MATERIAL TO PROCESS
[Start]

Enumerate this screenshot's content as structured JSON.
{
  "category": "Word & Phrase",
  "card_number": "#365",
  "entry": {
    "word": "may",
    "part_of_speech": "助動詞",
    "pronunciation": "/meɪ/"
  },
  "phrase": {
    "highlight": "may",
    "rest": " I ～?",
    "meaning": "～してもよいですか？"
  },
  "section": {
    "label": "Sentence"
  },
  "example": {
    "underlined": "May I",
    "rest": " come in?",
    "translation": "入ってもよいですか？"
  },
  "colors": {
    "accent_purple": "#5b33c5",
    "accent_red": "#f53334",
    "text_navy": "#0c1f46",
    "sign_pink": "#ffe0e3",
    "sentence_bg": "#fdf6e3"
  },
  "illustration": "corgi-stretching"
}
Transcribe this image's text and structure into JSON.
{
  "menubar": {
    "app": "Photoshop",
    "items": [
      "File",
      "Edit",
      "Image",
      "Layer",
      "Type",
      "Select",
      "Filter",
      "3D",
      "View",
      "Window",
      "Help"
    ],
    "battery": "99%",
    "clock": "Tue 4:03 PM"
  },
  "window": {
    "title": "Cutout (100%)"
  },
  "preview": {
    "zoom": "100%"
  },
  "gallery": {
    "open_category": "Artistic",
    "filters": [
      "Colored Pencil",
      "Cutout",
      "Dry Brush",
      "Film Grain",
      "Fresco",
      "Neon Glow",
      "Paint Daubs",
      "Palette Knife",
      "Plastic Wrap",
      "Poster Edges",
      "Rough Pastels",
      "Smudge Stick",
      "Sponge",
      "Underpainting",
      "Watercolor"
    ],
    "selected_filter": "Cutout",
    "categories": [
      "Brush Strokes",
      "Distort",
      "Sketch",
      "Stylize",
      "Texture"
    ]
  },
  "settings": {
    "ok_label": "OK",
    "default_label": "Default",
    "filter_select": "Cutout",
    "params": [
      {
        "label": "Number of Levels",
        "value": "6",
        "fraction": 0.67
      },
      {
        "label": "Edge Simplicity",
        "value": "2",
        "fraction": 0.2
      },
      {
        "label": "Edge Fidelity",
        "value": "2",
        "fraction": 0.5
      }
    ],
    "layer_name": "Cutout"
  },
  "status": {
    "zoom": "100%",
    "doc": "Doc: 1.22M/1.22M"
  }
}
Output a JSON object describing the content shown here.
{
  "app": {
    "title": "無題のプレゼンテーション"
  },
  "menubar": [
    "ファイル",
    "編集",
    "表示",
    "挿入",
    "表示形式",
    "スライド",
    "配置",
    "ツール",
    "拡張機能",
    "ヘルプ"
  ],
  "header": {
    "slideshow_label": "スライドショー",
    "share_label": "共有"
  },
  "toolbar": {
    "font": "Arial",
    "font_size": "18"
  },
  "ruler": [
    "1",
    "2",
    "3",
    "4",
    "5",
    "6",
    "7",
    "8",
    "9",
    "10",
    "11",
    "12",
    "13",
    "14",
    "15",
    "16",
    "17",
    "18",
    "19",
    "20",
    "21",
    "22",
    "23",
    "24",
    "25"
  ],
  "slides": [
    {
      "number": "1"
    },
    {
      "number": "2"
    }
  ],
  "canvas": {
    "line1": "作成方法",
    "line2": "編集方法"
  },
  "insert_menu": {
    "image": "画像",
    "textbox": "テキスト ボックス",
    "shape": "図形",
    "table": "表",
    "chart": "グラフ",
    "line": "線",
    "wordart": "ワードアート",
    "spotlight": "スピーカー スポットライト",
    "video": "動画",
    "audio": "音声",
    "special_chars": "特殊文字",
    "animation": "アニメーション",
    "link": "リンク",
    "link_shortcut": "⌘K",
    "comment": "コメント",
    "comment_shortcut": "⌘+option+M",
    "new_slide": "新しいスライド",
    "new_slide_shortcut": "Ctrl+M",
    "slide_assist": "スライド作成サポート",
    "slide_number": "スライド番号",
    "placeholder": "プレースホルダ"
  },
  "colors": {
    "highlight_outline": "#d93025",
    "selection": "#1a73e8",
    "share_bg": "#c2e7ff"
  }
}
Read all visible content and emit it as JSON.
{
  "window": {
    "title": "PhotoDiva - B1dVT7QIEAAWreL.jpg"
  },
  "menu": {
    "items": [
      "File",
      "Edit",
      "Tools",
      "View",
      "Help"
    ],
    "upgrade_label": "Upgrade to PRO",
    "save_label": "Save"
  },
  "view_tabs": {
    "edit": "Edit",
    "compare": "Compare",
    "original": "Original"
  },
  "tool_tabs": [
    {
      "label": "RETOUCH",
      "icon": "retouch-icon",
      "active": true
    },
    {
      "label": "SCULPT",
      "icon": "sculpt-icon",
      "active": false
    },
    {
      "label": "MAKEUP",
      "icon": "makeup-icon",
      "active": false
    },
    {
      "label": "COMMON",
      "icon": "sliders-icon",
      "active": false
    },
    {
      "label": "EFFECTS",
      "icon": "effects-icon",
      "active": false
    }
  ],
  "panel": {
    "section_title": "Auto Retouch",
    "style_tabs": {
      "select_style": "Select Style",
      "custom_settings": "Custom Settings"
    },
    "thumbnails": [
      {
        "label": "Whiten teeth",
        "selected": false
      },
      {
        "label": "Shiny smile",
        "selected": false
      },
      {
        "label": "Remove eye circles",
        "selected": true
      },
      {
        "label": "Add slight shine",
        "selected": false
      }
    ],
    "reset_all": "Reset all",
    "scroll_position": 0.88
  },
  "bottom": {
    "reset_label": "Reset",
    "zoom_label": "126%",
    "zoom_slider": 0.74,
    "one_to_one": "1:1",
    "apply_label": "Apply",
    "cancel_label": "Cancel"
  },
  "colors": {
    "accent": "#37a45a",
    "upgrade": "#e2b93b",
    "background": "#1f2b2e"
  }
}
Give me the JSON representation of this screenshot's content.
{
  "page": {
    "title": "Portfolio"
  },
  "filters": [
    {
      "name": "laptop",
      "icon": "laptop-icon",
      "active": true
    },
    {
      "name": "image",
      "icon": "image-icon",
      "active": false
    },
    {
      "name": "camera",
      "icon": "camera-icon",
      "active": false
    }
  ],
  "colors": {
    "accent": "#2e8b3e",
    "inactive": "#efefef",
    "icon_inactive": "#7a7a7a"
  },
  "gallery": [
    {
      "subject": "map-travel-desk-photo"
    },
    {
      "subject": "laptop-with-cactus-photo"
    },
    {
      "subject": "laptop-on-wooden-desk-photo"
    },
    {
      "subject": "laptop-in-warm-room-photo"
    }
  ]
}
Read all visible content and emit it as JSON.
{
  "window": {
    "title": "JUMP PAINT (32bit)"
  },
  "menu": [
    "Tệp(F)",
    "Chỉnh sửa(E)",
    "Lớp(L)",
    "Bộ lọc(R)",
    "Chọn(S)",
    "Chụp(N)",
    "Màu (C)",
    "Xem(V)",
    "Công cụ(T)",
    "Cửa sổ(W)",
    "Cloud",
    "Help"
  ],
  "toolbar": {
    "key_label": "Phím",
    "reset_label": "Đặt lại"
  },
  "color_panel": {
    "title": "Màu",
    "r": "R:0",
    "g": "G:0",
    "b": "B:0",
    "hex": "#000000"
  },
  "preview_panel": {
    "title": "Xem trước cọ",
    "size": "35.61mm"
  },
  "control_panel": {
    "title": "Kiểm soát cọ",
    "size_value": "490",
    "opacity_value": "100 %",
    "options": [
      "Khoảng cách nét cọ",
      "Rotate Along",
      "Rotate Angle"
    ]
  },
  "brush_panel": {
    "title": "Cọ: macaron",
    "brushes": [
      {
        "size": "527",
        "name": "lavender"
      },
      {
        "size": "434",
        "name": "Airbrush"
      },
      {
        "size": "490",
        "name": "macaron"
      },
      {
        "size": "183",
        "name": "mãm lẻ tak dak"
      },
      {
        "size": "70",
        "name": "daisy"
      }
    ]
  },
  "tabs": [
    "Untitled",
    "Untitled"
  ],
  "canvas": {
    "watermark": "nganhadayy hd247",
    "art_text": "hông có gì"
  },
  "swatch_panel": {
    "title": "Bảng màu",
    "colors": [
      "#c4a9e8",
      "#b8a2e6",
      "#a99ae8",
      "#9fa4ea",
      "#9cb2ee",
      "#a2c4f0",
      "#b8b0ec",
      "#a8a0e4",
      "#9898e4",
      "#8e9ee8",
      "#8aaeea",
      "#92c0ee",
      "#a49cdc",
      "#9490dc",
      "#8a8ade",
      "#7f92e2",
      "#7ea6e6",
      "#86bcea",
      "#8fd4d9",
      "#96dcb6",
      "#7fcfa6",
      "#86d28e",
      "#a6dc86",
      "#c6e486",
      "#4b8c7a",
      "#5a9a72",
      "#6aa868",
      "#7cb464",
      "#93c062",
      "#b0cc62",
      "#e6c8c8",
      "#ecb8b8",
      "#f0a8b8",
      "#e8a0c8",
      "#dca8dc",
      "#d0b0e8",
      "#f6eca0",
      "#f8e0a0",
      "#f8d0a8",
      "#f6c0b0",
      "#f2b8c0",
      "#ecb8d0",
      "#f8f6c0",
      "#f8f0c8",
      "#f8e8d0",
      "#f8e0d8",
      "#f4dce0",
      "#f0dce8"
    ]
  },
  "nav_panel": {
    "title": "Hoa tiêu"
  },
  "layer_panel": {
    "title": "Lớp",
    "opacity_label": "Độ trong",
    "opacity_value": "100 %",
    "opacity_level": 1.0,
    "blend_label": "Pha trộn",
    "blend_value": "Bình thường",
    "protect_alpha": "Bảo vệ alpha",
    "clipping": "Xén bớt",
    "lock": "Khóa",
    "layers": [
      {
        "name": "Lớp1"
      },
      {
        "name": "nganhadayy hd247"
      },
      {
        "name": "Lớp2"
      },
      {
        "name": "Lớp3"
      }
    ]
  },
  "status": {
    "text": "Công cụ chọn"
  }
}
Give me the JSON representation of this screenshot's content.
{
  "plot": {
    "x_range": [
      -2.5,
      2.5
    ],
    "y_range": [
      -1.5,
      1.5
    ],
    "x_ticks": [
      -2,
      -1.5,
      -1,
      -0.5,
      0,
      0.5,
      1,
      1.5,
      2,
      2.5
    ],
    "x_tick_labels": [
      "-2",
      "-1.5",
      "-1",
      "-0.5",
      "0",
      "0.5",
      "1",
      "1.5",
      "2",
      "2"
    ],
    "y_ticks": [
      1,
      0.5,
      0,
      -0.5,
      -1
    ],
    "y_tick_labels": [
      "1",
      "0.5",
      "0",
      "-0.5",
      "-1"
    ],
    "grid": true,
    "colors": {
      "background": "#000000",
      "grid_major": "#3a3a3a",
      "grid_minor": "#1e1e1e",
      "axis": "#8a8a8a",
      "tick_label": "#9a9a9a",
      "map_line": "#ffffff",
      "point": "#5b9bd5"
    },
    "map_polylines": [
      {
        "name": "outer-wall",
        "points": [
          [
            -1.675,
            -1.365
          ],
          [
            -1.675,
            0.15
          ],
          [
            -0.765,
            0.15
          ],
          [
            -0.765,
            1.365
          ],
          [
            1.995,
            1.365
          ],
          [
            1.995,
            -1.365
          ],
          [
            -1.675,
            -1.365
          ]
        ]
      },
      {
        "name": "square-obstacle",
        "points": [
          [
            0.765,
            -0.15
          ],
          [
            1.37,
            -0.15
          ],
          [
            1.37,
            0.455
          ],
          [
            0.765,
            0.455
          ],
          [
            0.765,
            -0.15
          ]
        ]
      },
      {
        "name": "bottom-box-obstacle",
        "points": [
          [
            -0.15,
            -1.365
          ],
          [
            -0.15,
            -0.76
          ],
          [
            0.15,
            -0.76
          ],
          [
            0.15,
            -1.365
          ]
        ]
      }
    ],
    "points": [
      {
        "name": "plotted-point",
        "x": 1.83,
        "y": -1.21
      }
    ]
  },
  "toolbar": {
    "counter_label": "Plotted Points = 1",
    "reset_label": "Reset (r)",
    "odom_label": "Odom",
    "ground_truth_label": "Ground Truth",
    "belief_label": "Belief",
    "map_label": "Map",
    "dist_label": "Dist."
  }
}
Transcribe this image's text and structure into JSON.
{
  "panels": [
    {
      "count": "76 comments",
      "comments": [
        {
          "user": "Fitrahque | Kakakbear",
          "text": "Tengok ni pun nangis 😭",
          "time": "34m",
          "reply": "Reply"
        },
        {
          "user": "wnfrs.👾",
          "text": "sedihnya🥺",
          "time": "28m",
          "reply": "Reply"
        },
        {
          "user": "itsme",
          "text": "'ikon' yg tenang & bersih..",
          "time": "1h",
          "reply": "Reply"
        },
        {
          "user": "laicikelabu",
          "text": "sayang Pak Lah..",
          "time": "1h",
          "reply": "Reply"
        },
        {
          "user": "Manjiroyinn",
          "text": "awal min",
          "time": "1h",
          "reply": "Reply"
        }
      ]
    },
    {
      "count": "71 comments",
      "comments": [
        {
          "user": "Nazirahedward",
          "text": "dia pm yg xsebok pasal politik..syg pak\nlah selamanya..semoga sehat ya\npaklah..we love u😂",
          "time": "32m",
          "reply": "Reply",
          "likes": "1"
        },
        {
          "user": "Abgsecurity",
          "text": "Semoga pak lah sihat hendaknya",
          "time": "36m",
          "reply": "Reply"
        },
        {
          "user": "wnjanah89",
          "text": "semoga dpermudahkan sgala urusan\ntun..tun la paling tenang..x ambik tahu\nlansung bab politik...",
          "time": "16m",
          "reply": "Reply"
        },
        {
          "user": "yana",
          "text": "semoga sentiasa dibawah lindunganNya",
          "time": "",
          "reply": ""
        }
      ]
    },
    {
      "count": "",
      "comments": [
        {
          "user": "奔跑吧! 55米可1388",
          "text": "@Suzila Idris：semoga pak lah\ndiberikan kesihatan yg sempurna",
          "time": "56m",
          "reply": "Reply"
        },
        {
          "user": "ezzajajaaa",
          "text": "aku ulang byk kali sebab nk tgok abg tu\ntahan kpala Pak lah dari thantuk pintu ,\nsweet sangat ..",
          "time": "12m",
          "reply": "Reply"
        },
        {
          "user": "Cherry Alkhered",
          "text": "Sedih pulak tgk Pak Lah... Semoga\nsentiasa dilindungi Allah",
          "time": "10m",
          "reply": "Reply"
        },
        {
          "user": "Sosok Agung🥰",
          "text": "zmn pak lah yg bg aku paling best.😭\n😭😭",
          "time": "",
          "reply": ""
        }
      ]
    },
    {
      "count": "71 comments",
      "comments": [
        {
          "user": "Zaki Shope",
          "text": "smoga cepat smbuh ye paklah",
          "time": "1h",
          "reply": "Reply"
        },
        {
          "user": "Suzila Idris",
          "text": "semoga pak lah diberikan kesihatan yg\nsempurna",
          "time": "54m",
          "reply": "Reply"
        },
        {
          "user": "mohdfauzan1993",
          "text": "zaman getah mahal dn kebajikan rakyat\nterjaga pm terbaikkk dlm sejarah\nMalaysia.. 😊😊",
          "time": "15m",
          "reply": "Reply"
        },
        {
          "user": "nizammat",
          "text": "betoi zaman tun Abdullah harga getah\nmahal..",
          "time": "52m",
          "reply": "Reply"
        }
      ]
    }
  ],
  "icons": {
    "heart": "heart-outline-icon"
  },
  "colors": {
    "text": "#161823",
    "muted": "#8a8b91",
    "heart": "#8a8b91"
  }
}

[End]

The lines to collect are those holding the string "desk"; copy them all.

ANSWER FOR THIS EXERCISE
      "subject": "map-travel-desk-photo"
      "subject": "laptop-on-wooden-desk-photo"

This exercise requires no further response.